ENUNCIADO: Copia íntegro y sin ningún cambio el texto sobre el safari nocturno en la jungla de Borneo.

FRAGMENTO DEL DOCUMENTO:
___
Safari nocturno en la jungla de Borneo

El siguiente plato fuerte de la jornada es el paseo nocturno por las inmediaciones de nuestro lodge. Inmediaciones que se pueden traducir como espesa jungla llena de vida, no os penséis que es un jardín. Lo primero que hace el guía es darte una serie de instrucciones de seguridad, la primera:

No toquéis una rama, hoja u árbol sin mirar primero que no haya una serpiente. Perfecto. Tras respirar varias veces y pensar seriamente si pasar del paseo, decido que lo voy a hacer, al fin y al cabo todo el mundo lo hace, y ya va siendo hora de superar miedos absurdos, o por lo menos… intentar vivir con ellos.
___
EXTRACTO DE REGISTROS:

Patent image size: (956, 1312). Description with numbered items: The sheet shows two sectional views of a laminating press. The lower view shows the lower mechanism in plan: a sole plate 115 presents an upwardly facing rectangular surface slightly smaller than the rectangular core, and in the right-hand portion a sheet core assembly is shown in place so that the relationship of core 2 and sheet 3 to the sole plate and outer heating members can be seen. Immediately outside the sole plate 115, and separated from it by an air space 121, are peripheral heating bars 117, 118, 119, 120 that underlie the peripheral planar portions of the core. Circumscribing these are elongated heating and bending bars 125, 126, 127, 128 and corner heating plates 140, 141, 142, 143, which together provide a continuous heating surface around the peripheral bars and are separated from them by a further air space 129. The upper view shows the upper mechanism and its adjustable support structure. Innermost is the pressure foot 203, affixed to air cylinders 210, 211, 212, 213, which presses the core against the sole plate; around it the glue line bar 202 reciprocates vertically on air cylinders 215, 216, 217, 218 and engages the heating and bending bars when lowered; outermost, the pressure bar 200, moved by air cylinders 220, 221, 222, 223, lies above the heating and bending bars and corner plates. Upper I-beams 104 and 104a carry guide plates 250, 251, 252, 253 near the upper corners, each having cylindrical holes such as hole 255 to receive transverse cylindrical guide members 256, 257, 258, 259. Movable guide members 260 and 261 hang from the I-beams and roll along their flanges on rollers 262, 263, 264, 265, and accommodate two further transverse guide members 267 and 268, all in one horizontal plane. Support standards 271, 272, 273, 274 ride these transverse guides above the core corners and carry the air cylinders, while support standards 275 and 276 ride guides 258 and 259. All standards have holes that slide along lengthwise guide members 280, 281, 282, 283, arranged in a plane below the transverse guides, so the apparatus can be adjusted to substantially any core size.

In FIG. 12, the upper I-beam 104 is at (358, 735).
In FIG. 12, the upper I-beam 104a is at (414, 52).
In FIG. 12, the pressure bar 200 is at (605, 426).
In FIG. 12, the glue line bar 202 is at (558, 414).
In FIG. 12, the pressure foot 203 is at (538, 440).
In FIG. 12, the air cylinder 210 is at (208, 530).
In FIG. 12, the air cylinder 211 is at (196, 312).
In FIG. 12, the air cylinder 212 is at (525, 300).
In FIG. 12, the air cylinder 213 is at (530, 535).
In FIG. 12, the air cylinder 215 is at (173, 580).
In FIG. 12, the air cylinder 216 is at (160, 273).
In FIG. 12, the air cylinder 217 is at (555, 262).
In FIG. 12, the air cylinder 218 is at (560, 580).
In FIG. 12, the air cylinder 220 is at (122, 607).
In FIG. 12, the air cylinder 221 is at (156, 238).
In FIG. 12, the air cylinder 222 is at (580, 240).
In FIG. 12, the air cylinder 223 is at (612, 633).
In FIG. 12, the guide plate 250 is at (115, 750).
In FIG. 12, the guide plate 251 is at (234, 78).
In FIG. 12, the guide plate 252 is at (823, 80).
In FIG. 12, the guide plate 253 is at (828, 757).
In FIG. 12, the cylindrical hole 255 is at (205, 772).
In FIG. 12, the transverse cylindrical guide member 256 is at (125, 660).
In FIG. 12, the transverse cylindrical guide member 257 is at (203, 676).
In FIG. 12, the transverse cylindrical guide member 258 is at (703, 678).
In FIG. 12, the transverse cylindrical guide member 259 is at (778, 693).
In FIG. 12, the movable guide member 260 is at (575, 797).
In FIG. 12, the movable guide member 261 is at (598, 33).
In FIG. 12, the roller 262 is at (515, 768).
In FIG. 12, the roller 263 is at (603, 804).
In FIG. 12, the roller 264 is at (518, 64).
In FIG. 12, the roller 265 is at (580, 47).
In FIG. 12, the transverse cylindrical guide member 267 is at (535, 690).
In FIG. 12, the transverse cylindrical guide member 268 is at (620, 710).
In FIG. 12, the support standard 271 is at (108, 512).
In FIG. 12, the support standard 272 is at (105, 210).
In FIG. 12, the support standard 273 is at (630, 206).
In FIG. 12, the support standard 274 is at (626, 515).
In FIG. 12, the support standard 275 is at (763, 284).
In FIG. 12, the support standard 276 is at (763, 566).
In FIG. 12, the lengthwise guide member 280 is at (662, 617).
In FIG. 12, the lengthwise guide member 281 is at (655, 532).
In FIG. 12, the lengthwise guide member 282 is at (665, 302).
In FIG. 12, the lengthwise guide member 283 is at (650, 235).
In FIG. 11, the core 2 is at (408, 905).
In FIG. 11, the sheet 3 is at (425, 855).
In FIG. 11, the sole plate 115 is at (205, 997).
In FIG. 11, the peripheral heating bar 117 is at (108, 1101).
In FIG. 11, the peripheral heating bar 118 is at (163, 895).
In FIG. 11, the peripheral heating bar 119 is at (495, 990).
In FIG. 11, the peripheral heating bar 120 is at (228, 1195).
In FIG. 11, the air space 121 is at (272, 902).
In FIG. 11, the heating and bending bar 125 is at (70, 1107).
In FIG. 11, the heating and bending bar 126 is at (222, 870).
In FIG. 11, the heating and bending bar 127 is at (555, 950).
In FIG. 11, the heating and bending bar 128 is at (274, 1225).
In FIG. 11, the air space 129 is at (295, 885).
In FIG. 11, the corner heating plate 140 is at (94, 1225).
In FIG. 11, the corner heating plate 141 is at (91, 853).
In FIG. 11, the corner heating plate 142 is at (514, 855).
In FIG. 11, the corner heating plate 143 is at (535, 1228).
___
SOLUCIÓN:
Safari nocturno en la jungla de Borneo

El siguiente plato fuerte de la jornada es el paseo nocturno por las inmediaciones de nuestro lodge. Inmediaciones que se pueden traducir como espesa jungla llena de vida, no os penséis que es un jardín. Lo primero que hace el guía es darte una serie de instrucciones de seguridad, la primera:

No toquéis una rama, hoja u árbol sin mirar primero que no haya una serpiente. Perfecto. Tras respirar varias veces y pensar seriamente si pasar del paseo, decido que lo voy a hacer, al fin y al cabo todo el mundo lo hace, y ya va siendo hora de superar miedos absurdos, o por lo menos… intentar vivir con ellos.